[What this task involves] Check each line of the material below for "Curva", then copy the ones that contain it.

[Provided entries]
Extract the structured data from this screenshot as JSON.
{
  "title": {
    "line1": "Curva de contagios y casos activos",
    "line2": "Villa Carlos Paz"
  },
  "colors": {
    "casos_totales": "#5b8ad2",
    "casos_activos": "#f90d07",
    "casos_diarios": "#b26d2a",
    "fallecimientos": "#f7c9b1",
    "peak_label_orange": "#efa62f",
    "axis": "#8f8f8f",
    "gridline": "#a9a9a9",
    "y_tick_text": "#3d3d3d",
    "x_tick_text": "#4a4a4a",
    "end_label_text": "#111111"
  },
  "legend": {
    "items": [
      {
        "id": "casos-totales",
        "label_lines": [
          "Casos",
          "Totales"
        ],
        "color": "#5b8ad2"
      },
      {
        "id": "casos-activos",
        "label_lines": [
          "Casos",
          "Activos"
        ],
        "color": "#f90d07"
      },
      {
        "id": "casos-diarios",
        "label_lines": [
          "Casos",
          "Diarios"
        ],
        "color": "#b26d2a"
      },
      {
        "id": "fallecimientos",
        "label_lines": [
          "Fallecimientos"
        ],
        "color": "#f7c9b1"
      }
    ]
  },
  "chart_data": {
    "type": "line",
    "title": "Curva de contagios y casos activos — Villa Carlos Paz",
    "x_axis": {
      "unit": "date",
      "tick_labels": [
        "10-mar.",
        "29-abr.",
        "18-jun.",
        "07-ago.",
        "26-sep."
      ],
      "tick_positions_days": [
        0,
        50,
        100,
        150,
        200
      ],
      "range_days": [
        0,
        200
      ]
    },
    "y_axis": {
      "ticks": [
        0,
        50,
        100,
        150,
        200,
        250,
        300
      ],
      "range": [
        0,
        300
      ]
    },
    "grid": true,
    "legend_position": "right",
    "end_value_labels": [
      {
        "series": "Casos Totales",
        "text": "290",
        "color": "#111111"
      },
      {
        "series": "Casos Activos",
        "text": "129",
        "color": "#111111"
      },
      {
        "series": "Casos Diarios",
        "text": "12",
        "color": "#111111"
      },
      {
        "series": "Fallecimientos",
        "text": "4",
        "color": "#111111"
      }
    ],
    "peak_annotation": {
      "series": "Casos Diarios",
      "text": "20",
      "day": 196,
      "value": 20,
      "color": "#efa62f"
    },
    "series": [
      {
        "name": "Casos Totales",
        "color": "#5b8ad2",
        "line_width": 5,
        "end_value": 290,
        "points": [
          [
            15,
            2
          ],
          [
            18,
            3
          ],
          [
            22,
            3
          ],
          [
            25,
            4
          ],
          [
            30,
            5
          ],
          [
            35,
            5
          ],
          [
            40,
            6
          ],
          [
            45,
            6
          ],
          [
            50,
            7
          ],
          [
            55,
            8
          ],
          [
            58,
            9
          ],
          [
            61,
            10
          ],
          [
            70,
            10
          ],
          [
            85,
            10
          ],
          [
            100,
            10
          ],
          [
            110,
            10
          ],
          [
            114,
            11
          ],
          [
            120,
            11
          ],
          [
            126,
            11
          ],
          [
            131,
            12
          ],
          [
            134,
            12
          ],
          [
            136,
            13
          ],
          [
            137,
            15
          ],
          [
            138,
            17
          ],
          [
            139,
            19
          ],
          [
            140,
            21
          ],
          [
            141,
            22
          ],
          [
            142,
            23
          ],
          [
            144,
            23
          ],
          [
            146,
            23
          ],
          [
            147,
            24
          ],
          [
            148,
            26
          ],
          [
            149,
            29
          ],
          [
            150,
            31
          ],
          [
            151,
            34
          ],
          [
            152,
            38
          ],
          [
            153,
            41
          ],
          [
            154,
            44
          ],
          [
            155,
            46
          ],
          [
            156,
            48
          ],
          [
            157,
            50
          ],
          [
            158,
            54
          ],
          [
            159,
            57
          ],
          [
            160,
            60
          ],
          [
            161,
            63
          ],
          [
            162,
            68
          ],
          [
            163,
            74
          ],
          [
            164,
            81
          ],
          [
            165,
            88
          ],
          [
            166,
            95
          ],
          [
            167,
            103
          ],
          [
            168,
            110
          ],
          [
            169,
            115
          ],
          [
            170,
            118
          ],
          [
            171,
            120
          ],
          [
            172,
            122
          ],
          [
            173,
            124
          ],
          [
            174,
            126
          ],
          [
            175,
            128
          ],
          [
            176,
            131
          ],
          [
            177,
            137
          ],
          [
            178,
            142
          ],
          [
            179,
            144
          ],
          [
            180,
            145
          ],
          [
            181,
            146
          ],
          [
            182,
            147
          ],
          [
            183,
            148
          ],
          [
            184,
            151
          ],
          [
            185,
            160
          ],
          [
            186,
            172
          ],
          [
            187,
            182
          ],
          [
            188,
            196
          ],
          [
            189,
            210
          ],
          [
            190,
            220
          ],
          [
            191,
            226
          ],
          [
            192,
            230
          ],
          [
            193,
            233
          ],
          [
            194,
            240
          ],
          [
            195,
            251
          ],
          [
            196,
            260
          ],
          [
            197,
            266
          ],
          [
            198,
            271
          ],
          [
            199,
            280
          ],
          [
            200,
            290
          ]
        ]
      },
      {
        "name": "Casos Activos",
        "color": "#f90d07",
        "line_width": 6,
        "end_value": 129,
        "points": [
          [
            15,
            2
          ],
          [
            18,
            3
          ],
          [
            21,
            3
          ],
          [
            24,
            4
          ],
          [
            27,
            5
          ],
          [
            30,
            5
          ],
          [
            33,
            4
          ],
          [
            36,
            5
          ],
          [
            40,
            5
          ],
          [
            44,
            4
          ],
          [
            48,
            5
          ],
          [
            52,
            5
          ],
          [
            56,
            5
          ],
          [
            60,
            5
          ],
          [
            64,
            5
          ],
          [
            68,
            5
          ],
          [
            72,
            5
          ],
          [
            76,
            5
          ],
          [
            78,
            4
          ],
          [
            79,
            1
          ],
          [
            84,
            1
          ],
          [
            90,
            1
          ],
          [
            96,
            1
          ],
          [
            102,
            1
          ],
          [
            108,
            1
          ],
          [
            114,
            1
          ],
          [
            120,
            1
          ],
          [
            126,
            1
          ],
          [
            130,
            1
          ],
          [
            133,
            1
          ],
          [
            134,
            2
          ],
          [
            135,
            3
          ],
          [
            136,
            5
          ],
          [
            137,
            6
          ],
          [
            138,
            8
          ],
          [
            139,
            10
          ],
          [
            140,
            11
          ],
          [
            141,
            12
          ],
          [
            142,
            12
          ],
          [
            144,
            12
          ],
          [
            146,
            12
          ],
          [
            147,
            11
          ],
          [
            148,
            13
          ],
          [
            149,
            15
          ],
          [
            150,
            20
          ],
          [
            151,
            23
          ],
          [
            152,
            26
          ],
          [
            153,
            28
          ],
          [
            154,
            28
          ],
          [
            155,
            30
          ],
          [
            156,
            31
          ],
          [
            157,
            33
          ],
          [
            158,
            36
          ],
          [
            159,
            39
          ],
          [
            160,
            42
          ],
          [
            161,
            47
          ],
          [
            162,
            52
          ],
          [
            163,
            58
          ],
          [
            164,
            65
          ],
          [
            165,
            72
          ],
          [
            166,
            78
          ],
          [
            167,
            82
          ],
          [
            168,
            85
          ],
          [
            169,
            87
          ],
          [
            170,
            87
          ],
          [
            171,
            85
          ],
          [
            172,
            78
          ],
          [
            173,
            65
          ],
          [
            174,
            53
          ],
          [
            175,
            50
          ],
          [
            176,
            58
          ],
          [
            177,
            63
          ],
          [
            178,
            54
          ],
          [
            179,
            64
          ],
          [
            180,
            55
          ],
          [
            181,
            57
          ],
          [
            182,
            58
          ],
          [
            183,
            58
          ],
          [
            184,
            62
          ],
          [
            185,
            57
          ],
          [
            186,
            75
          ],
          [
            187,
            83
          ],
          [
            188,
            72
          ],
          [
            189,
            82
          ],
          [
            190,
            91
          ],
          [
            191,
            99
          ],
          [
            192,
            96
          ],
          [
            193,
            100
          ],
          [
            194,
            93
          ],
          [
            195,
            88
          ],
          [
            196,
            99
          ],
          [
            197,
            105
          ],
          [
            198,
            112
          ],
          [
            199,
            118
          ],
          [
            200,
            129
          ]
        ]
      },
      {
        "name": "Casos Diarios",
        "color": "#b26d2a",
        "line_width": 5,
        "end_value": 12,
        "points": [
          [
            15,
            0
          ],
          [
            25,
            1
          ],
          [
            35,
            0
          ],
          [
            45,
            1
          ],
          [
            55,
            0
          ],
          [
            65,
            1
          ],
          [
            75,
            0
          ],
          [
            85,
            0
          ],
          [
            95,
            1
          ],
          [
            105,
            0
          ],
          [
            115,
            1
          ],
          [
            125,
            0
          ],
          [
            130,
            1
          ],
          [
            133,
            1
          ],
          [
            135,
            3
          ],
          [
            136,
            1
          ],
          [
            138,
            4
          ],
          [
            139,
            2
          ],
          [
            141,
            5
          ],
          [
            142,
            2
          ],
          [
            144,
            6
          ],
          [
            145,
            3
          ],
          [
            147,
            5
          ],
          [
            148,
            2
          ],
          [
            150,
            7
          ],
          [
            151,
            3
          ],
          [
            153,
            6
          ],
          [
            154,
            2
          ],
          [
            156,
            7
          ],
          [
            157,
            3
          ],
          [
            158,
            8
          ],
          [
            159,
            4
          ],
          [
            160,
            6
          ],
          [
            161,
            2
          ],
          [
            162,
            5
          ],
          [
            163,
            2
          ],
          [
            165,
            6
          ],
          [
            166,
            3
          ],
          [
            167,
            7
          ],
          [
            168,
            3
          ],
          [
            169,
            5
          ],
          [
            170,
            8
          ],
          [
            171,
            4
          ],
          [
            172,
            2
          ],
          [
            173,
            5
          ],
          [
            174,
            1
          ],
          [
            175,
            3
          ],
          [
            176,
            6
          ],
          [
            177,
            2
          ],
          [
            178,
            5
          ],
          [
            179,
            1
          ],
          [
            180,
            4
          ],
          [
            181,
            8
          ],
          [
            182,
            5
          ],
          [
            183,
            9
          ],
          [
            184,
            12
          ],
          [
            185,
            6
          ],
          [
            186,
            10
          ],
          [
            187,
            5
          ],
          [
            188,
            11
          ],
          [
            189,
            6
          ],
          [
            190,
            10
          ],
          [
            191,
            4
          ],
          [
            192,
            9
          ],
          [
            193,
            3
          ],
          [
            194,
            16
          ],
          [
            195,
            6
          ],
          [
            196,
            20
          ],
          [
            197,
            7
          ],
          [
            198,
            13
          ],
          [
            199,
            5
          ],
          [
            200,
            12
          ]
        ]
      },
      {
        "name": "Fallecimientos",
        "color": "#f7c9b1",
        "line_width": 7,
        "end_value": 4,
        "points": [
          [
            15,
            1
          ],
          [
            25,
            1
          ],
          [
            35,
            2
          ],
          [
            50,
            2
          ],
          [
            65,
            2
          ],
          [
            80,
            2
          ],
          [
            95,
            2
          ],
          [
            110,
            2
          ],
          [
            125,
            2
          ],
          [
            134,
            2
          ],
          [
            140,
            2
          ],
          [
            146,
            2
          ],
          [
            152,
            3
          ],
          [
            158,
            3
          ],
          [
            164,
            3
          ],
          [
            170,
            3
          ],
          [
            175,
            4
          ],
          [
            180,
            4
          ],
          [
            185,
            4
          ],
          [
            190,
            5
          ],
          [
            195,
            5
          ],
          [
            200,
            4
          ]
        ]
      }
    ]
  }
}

[Result of the task]
    "line1": "Curva de contagios y casos activos",
    "title": "Curva de contagios y casos activos — Villa Carlos Paz",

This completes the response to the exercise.